**Extracted text**
=====

Supported by National Natural Science Foundation of China, No. 81972696.

Institutional review board statement: This study was reviewed and approved by the Ethics Committee of the Third Medical Centre of Chinese PLA General Hospital (No. KY2021-009).

Informed consent statement: All study participants or their legal guardian provided informed written consent about personal and medical data collection prior to study enrolment.

Conflict-of-interest statement: We have no financial relationships to disclose.

Data sharing statement: No additional data are available.

=====

**Task set**
1. Rewrite the paragraph of the study declarations that begins "Informed consent statement" in shorter form, keeping its main facts.
2. Repeat a passage of the study declarations word for word, beginning at the words "Institutional review board" and stopping after "to study enrolment.".

(Collection entries)
=====

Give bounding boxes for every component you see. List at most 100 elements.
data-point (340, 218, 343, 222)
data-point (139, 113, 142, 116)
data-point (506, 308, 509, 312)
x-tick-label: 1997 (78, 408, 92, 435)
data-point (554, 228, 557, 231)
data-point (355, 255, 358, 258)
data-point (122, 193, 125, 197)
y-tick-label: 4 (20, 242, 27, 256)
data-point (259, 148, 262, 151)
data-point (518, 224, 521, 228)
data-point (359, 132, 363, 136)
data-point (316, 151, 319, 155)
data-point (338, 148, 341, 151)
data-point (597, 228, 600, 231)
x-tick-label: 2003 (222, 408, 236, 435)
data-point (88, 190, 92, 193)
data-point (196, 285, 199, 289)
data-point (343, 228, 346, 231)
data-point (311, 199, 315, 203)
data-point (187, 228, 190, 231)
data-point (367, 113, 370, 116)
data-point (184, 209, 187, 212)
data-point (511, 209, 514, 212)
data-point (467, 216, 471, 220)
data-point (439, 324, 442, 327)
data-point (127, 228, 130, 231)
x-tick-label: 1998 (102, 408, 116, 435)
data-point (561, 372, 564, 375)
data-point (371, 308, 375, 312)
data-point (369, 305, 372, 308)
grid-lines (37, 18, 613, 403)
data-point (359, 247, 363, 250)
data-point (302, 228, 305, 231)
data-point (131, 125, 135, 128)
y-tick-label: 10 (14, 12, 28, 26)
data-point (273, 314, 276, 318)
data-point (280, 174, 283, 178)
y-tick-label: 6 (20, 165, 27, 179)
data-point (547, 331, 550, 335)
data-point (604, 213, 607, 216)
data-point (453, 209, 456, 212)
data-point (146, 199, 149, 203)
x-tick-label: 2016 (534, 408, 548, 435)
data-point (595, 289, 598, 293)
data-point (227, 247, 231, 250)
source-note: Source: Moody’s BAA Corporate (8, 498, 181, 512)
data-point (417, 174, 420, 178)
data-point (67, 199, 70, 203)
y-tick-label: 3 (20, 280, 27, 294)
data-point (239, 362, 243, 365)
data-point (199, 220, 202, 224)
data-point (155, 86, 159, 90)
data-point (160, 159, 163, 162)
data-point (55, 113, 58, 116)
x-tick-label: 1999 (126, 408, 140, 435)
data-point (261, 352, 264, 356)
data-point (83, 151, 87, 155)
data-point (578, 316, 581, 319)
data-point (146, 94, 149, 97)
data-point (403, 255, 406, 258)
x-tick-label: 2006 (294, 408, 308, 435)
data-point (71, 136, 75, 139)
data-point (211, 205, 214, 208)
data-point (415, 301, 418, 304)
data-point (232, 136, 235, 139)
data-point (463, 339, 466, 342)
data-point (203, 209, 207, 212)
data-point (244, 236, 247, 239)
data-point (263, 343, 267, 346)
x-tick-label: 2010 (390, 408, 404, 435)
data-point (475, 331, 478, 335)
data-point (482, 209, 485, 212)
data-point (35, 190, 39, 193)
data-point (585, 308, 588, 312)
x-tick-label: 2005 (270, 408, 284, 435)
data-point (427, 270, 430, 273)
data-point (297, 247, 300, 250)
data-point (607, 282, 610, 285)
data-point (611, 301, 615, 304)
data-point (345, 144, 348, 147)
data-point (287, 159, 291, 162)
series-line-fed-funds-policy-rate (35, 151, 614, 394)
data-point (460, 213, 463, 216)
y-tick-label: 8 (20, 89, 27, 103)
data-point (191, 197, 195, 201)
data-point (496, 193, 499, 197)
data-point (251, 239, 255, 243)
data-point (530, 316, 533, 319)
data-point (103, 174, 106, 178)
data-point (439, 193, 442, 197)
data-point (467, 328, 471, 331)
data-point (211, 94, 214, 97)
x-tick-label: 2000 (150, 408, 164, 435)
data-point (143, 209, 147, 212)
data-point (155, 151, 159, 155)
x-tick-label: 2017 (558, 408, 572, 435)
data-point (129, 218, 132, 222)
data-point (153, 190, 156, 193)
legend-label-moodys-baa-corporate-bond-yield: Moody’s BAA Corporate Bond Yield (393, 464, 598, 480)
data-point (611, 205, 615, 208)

=====

**Solutions**
1. Informed consent: before enrolment, every participant or their legal guardian gave written informed consent to the collection of personal and medical data.

2.
Institutional review board statement: This study was reviewed and approved by the Ethics Committee of the Third Medical Centre of Chinese PLA General Hospital (No. KY2021-009).

Informed consent statement: All study participants or their legal guardian provided informed written consent about personal and medical data collection prior to study enrolment.